Exercise prompt
Every line containing the word "cancel" needs to be found and copied.

· · · · ·

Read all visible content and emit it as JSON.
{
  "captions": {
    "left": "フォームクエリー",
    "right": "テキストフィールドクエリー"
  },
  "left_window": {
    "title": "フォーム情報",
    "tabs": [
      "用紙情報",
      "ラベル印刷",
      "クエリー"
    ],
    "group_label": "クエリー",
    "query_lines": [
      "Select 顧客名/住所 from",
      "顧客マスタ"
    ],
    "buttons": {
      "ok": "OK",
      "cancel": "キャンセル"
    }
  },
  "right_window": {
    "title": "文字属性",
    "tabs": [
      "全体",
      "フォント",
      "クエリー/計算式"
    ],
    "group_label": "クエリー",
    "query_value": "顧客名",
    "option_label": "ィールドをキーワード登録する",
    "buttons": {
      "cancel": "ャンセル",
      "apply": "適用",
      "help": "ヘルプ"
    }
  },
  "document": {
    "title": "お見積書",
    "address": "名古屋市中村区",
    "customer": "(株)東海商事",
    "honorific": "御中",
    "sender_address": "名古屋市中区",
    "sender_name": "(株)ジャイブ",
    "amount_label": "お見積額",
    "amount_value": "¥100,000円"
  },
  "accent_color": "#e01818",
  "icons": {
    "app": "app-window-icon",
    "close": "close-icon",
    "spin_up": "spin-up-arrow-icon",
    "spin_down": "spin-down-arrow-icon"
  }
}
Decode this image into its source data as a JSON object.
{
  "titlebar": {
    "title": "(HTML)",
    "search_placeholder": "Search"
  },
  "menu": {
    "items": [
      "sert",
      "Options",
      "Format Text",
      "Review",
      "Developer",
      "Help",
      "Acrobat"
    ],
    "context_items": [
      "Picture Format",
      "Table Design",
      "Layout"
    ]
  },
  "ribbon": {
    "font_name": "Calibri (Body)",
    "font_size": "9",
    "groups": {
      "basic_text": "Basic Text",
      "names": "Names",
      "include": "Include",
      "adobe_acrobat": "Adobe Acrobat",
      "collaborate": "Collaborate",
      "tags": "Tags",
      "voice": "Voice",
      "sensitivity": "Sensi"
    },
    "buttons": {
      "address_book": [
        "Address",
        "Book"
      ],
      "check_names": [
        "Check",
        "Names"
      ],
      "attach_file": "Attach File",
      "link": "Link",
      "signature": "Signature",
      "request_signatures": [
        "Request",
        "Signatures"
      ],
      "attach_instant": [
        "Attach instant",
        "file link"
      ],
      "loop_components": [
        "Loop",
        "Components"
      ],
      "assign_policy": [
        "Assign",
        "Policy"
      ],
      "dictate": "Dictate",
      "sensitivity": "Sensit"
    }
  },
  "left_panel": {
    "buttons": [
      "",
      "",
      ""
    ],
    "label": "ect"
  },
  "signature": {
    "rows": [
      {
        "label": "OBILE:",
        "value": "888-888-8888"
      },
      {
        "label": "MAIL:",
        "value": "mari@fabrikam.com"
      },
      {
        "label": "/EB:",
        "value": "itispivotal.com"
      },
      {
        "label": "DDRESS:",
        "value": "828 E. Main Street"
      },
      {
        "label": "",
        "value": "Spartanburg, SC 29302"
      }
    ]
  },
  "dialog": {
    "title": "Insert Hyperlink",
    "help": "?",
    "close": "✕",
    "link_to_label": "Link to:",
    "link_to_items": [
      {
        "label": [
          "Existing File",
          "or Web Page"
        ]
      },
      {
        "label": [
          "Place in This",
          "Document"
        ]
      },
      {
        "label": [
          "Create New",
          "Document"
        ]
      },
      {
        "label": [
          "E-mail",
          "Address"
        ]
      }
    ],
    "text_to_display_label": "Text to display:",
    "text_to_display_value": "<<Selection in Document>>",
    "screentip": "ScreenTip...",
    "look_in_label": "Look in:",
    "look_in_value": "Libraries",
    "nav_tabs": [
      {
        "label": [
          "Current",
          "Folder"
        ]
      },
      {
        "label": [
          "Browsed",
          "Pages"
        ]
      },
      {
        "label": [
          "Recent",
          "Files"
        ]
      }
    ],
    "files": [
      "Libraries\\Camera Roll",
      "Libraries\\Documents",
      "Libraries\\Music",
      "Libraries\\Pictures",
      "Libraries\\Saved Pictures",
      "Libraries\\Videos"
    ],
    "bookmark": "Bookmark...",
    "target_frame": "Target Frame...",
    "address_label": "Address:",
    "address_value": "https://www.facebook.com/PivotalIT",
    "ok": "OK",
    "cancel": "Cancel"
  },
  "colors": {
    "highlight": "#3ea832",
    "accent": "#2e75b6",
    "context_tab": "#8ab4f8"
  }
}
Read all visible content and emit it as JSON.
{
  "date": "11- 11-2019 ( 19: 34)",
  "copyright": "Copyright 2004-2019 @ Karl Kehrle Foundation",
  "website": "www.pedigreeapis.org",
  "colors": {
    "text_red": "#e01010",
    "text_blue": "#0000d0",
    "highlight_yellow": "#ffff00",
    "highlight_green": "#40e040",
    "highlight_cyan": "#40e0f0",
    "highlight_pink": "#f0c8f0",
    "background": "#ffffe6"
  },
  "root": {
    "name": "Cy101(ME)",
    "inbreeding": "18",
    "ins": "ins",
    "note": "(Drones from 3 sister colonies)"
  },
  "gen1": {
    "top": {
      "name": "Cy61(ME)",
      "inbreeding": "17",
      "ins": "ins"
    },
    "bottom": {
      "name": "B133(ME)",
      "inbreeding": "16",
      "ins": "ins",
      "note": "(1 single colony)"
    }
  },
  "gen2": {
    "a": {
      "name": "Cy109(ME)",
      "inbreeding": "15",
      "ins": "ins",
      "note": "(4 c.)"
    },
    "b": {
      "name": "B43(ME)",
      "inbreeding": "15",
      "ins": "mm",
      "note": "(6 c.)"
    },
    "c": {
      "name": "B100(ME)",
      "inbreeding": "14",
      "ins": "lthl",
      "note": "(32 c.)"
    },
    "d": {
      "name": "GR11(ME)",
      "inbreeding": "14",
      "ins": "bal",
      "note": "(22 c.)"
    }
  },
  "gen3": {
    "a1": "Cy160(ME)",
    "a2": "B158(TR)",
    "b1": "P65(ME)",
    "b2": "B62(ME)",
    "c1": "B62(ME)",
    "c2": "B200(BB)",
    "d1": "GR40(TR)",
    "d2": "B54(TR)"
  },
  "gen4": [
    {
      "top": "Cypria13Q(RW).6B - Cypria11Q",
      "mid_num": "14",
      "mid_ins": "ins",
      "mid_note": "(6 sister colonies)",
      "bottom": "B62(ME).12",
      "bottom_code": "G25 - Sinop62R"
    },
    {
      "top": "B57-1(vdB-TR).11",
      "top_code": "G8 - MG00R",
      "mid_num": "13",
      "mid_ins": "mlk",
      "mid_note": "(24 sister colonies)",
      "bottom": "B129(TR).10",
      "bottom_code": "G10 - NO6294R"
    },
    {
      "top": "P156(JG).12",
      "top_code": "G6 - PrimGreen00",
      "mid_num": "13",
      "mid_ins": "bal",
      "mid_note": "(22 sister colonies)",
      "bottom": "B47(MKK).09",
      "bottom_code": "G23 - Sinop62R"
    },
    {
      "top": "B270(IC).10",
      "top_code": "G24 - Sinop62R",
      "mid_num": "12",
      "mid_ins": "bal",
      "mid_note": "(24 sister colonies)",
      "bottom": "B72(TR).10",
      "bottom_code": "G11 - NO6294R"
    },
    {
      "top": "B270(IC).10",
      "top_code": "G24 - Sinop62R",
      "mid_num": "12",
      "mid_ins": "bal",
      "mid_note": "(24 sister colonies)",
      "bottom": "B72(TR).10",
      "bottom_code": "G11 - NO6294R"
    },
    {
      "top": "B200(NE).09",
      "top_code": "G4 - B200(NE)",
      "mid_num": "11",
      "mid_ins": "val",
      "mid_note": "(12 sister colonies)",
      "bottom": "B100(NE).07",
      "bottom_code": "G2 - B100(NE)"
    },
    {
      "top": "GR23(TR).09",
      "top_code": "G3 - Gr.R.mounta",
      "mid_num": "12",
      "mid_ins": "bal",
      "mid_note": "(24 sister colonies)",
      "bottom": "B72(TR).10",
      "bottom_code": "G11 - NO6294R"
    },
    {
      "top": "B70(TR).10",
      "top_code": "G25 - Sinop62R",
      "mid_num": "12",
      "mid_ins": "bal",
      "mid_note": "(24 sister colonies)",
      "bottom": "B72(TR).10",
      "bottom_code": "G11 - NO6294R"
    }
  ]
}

· · · · ·

Answer to this problem
      "cancel": "キャンセル"
      "cancel": "ャンセル",
    "cancel": "Cancel"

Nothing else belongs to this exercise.